Check each line of the records below and collect those that include the word "Positivos".

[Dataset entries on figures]
++++++++

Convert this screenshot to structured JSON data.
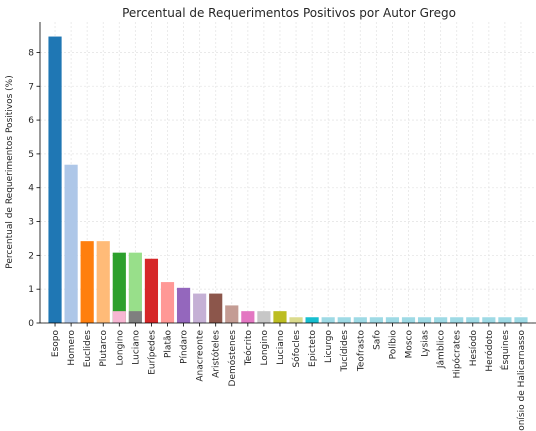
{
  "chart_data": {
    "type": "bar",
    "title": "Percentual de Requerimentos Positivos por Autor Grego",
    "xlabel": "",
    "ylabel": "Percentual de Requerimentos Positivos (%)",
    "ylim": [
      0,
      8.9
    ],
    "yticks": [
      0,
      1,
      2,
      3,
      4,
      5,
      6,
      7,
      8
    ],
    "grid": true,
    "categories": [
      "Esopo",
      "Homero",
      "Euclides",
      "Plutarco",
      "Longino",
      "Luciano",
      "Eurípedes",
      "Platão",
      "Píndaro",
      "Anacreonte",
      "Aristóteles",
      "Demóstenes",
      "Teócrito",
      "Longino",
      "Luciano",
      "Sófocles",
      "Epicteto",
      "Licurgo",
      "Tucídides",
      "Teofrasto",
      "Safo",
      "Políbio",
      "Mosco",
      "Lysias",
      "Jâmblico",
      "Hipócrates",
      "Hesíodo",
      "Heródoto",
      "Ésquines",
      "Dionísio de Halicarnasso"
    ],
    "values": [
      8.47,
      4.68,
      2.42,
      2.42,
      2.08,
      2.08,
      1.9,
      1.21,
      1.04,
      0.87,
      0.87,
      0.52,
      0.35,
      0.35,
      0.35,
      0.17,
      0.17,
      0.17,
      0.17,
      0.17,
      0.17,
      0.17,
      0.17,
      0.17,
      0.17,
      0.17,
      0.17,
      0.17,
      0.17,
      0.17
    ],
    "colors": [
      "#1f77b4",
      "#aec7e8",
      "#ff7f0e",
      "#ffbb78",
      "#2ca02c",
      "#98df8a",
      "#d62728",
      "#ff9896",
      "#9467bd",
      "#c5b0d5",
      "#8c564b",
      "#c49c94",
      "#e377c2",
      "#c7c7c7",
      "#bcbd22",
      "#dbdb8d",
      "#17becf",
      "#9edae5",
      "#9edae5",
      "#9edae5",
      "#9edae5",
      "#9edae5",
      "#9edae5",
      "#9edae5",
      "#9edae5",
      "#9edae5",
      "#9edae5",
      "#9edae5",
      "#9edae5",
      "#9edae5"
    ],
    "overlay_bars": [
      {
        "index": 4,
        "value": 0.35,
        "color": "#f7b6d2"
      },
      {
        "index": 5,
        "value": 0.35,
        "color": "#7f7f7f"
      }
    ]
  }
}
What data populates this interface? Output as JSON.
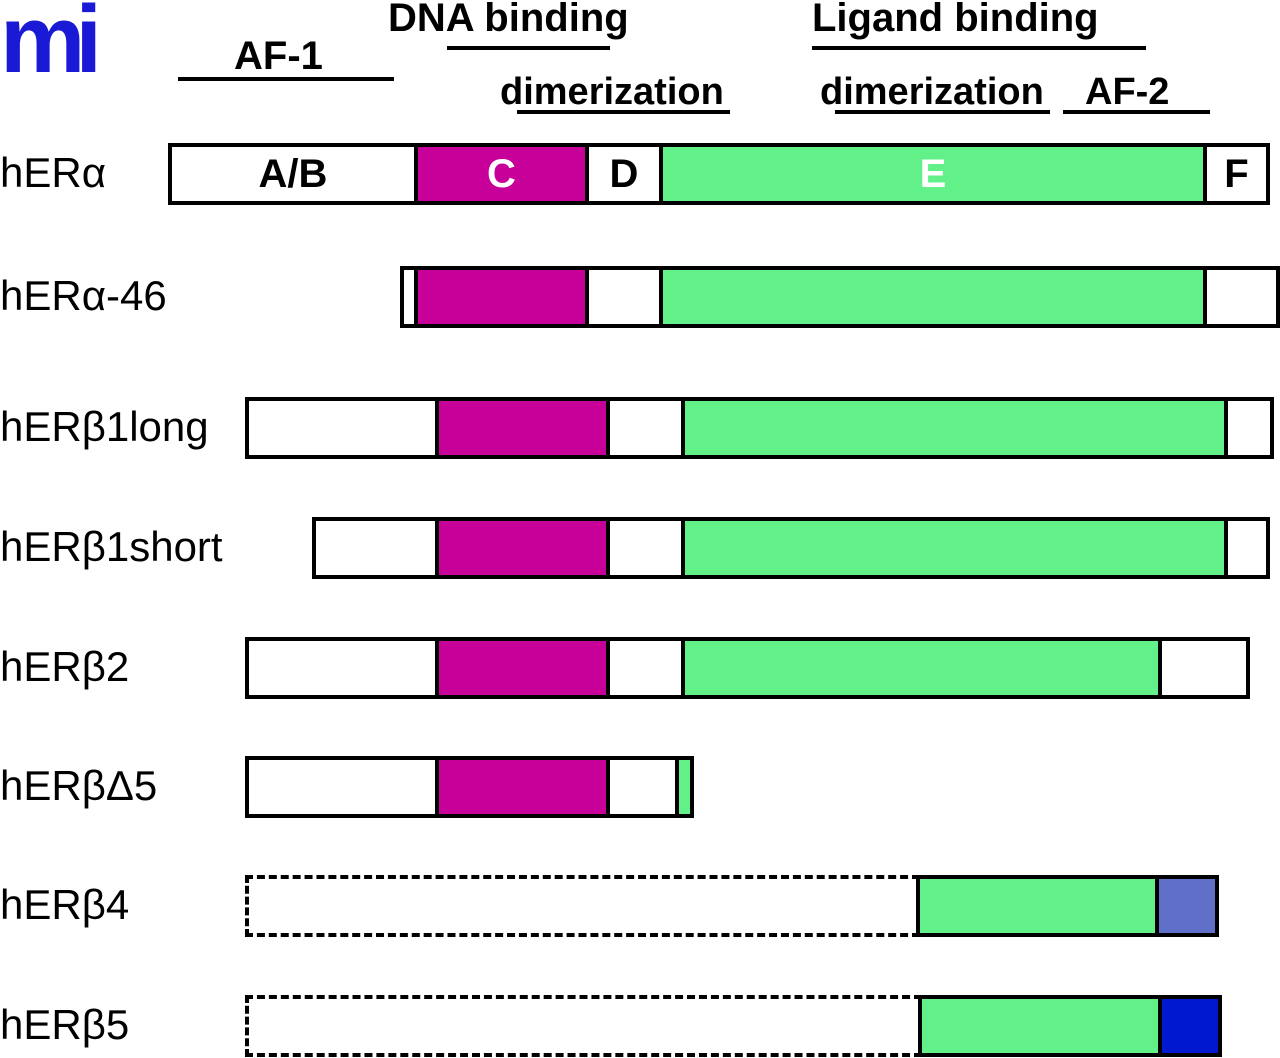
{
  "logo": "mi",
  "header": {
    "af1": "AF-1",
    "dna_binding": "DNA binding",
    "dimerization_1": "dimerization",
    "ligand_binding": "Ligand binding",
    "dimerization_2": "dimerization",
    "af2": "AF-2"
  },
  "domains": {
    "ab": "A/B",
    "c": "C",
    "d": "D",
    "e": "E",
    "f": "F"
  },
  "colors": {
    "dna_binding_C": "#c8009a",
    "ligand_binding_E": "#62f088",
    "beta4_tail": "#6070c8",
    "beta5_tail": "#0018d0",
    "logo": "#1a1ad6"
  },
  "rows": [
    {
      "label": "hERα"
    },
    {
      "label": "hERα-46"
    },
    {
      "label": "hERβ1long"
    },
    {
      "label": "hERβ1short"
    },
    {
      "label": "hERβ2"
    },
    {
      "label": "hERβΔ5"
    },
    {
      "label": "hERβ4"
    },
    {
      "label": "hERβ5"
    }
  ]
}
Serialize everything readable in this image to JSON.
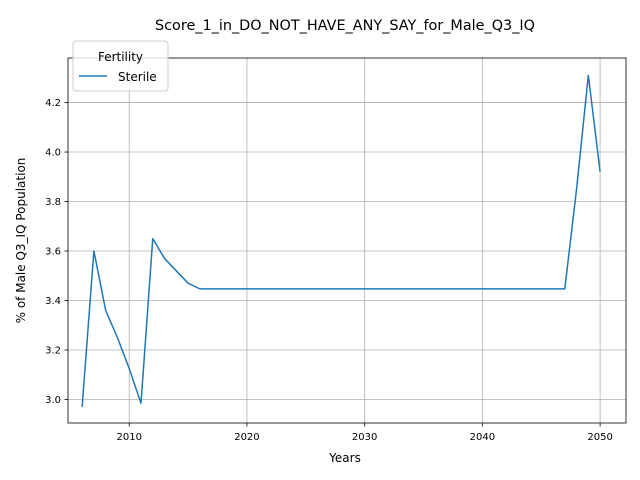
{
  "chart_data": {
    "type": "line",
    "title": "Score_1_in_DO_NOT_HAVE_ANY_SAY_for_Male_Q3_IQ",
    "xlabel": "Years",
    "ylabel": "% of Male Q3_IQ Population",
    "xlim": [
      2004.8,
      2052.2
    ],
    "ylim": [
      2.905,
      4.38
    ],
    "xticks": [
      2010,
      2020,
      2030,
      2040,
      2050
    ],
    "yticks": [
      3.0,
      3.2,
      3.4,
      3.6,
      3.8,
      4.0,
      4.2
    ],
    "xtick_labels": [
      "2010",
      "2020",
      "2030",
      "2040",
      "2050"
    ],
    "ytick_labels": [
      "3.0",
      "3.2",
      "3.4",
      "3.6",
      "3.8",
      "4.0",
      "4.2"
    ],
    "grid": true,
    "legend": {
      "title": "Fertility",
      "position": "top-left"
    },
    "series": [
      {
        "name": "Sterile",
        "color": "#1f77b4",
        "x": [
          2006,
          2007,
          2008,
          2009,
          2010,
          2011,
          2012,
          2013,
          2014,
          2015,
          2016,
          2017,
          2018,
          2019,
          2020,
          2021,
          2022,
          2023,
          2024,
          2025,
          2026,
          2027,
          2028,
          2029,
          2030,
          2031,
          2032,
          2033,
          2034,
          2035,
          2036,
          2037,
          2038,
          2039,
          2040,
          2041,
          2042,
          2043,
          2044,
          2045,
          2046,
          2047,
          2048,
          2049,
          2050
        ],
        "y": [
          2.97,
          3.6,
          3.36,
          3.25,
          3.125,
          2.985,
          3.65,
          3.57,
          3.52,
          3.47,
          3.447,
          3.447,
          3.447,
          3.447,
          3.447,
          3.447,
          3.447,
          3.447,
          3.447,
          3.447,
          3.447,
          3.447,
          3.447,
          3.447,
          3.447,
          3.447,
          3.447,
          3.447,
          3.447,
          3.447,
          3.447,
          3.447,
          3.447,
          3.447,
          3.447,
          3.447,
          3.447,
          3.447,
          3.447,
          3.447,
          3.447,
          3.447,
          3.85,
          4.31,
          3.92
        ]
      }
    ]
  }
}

++++++++

* RESPONSE
    "title": "Percentual de Requerimentos Positivos por Autor Grego",
    "ylabel": "Percentual de Requerimentos Positivos (%)",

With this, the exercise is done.